**Task details**
An exact reproduction of the records is required, with all images left out.

**Data excerpts**
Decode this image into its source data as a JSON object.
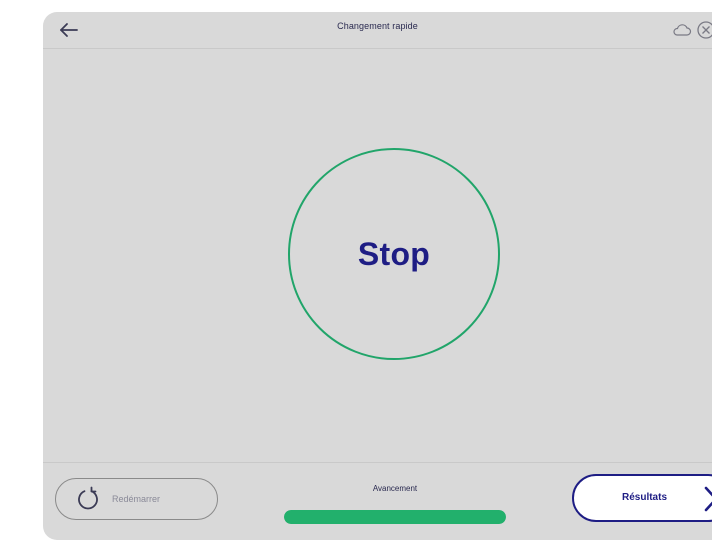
{
  "header": {
    "title": "Changement rapide",
    "back_icon": "arrow-left-icon",
    "cloud_icon": "cloud-icon",
    "close_icon": "close-circle-icon"
  },
  "main": {
    "stop_label": "Stop"
  },
  "footer": {
    "restart_label": "Redémarrer",
    "restart_icon": "restart-icon",
    "progress_label": "Avancement",
    "progress_value": 1.0,
    "results_label": "Résultats",
    "results_icon": "chevron-right-icon"
  },
  "colors": {
    "background": "#d9d9d9",
    "accent_green": "#22b06c",
    "accent_navy": "#1e1d84",
    "muted": "#8a8a8a"
  }
}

**Written response**
Decode this image into its source data as a JSON object.
{
  "header": {
    "title": "Changement rapide",
    "back_icon": "arrow-left-icon",
    "cloud_icon": "cloud-icon",
    "close_icon": "close-circle-icon"
  },
  "main": {
    "stop_label": "Stop"
  },
  "footer": {
    "restart_label": "Redémarrer",
    "restart_icon": "restart-icon",
    "progress_label": "Avancement",
    "progress_value": 1.0,
    "results_label": "Résultats",
    "results_icon": "chevron-right-icon"
  },
  "colors": {
    "background": "#d9d9d9",
    "accent_green": "#22b06c",
    "accent_navy": "#1e1d84",
    "muted": "#8a8a8a"
  }
}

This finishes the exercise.